▸ **Exercise input**
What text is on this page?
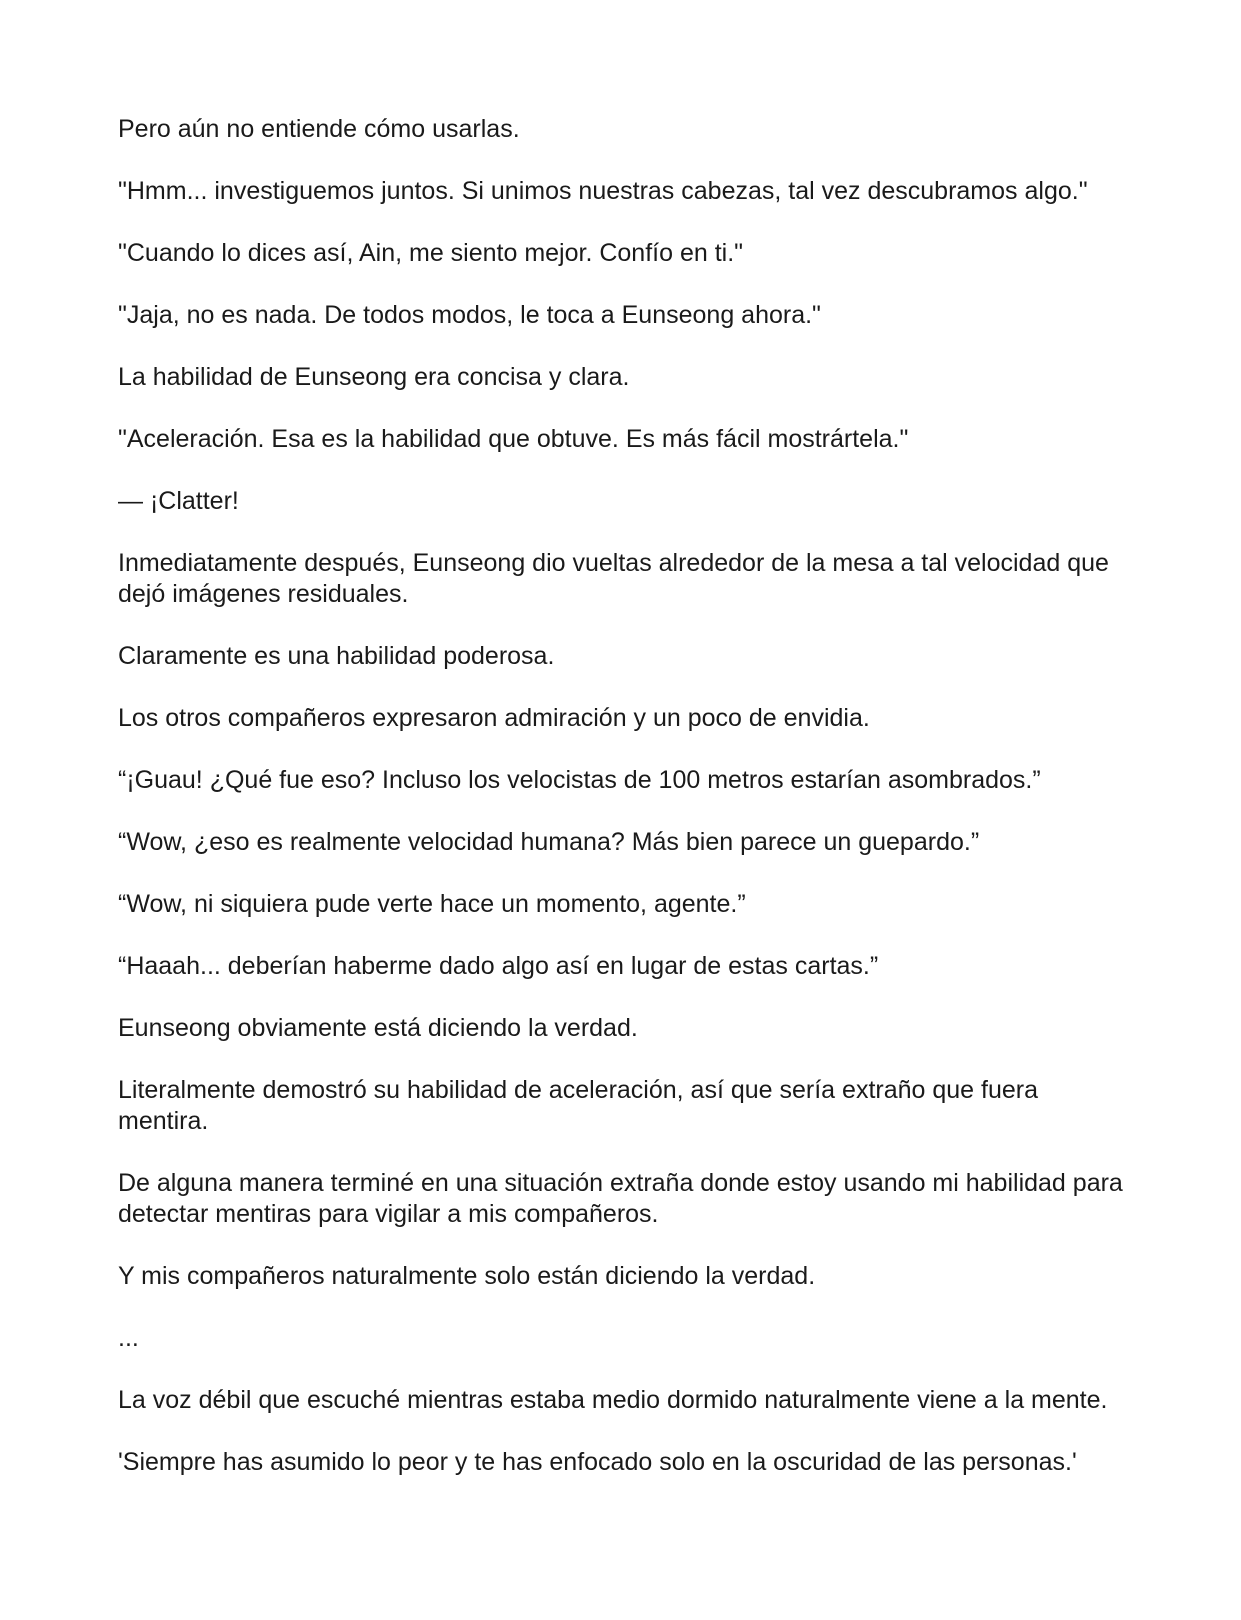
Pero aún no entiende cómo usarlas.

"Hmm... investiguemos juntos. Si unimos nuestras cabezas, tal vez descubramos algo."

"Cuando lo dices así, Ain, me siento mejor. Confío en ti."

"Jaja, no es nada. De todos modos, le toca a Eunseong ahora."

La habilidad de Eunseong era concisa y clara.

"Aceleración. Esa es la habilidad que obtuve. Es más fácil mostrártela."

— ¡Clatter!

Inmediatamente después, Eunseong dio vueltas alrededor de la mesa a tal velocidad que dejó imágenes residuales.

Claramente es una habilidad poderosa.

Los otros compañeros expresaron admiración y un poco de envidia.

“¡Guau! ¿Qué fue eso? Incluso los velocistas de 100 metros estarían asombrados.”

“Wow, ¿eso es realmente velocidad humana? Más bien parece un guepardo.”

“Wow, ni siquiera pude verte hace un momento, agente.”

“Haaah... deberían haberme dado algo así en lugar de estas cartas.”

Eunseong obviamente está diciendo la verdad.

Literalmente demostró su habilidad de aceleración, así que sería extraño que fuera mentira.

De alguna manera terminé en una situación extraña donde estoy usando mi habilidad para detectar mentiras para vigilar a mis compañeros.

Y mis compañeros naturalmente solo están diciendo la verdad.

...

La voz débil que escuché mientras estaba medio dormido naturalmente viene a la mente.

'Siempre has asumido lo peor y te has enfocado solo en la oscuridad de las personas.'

▸ **Work request**
Return all the data above as written, leaving out only the pictures.

▸ **Output**
What text is on this page?
Pero aún no entiende cómo usarlas.

"Hmm... investiguemos juntos. Si unimos nuestras cabezas, tal vez descubramos algo."

"Cuando lo dices así, Ain, me siento mejor. Confío en ti."

"Jaja, no es nada. De todos modos, le toca a Eunseong ahora."

La habilidad de Eunseong era concisa y clara.

"Aceleración. Esa es la habilidad que obtuve. Es más fácil mostrártela."

— ¡Clatter!

Inmediatamente después, Eunseong dio vueltas alrededor de la mesa a tal velocidad que dejó imágenes residuales.

Claramente es una habilidad poderosa.

Los otros compañeros expresaron admiración y un poco de envidia.

“¡Guau! ¿Qué fue eso? Incluso los velocistas de 100 metros estarían asombrados.”

“Wow, ¿eso es realmente velocidad humana? Más bien parece un guepardo.”

“Wow, ni siquiera pude verte hace un momento, agente.”

“Haaah... deberían haberme dado algo así en lugar de estas cartas.”

Eunseong obviamente está diciendo la verdad.

Literalmente demostró su habilidad de aceleración, así que sería extraño que fuera mentira.

De alguna manera terminé en una situación extraña donde estoy usando mi habilidad para detectar mentiras para vigilar a mis compañeros.

Y mis compañeros naturalmente solo están diciendo la verdad.

...

La voz débil que escuché mientras estaba medio dormido naturalmente viene a la mente.

'Siempre has asumido lo peor y te has enfocado solo en la oscuridad de las personas.'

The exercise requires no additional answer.